TASK BRIEF:
Beneath this sentence is a set of records; write each of them out exactly.

AVAILABLE DATA:
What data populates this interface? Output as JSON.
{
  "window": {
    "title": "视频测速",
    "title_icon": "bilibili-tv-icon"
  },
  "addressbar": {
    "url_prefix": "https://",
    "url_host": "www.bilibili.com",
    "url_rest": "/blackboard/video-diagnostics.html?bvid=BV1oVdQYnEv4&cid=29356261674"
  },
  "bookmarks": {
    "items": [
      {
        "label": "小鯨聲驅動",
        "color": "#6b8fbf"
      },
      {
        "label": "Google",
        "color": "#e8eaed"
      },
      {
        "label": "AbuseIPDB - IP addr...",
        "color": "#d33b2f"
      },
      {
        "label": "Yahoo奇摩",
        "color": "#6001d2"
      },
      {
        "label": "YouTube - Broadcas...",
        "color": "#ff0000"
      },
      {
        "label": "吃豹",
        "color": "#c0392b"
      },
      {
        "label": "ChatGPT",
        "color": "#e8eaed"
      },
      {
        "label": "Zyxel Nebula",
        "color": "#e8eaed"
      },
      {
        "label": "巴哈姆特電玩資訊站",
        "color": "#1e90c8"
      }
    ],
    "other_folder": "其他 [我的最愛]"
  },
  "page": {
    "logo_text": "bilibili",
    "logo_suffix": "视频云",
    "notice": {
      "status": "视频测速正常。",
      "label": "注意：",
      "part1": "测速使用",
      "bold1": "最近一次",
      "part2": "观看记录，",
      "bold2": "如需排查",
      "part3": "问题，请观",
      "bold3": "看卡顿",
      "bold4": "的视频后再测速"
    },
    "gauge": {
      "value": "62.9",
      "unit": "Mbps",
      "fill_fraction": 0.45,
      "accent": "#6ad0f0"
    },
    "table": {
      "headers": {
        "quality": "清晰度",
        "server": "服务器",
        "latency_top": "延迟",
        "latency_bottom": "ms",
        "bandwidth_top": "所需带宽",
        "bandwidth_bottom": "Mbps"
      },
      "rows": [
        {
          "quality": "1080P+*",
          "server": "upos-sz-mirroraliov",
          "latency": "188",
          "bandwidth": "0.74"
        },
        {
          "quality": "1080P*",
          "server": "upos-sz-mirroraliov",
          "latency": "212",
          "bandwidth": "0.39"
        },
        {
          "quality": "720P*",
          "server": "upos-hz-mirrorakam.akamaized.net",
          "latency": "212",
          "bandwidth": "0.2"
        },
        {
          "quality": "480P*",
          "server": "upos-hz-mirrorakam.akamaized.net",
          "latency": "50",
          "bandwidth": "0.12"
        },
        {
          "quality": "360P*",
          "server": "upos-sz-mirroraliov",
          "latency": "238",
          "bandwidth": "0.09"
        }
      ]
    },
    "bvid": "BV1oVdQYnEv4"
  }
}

REPLY:
What data populates this interface? Output as JSON.
{
  "window": {
    "title": "视频测速",
    "title_icon": "bilibili-tv-icon"
  },
  "addressbar": {
    "url_prefix": "https://",
    "url_host": "www.bilibili.com",
    "url_rest": "/blackboard/video-diagnostics.html?bvid=BV1oVdQYnEv4&cid=29356261674"
  },
  "bookmarks": {
    "items": [
      {
        "label": "小鯨聲驅動",
        "color": "#6b8fbf"
      },
      {
        "label": "Google",
        "color": "#e8eaed"
      },
      {
        "label": "AbuseIPDB - IP addr...",
        "color": "#d33b2f"
      },
      {
        "label": "Yahoo奇摩",
        "color": "#6001d2"
      },
      {
        "label": "YouTube - Broadcas...",
        "color": "#ff0000"
      },
      {
        "label": "吃豹",
        "color": "#c0392b"
      },
      {
        "label": "ChatGPT",
        "color": "#e8eaed"
      },
      {
        "label": "Zyxel Nebula",
        "color": "#e8eaed"
      },
      {
        "label": "巴哈姆特電玩資訊站",
        "color": "#1e90c8"
      }
    ],
    "other_folder": "其他 [我的最愛]"
  },
  "page": {
    "logo_text": "bilibili",
    "logo_suffix": "视频云",
    "notice": {
      "status": "视频测速正常。",
      "label": "注意：",
      "part1": "测速使用",
      "bold1": "最近一次",
      "part2": "观看记录，",
      "bold2": "如需排查",
      "part3": "问题，请观",
      "bold3": "看卡顿",
      "bold4": "的视频后再测速"
    },
    "gauge": {
      "value": "62.9",
      "unit": "Mbps",
      "fill_fraction": 0.45,
      "accent": "#6ad0f0"
    },
    "table": {
      "headers": {
        "quality": "清晰度",
        "server": "服务器",
        "latency_top": "延迟",
        "latency_bottom": "ms",
        "bandwidth_top": "所需带宽",
        "bandwidth_bottom": "Mbps"
      },
      "rows": [
        {
          "quality": "1080P+*",
          "server": "upos-sz-mirroraliov",
          "latency": "188",
          "bandwidth": "0.74"
        },
        {
          "quality": "1080P*",
          "server": "upos-sz-mirroraliov",
          "latency": "212",
          "bandwidth": "0.39"
        },
        {
          "quality": "720P*",
          "server": "upos-hz-mirrorakam.akamaized.net",
          "latency": "212",
          "bandwidth": "0.2"
        },
        {
          "quality": "480P*",
          "server": "upos-hz-mirrorakam.akamaized.net",
          "latency": "50",
          "bandwidth": "0.12"
        },
        {
          "quality": "360P*",
          "server": "upos-sz-mirroraliov",
          "latency": "238",
          "bandwidth": "0.09"
        }
      ]
    },
    "bvid": "BV1oVdQYnEv4"
  }
}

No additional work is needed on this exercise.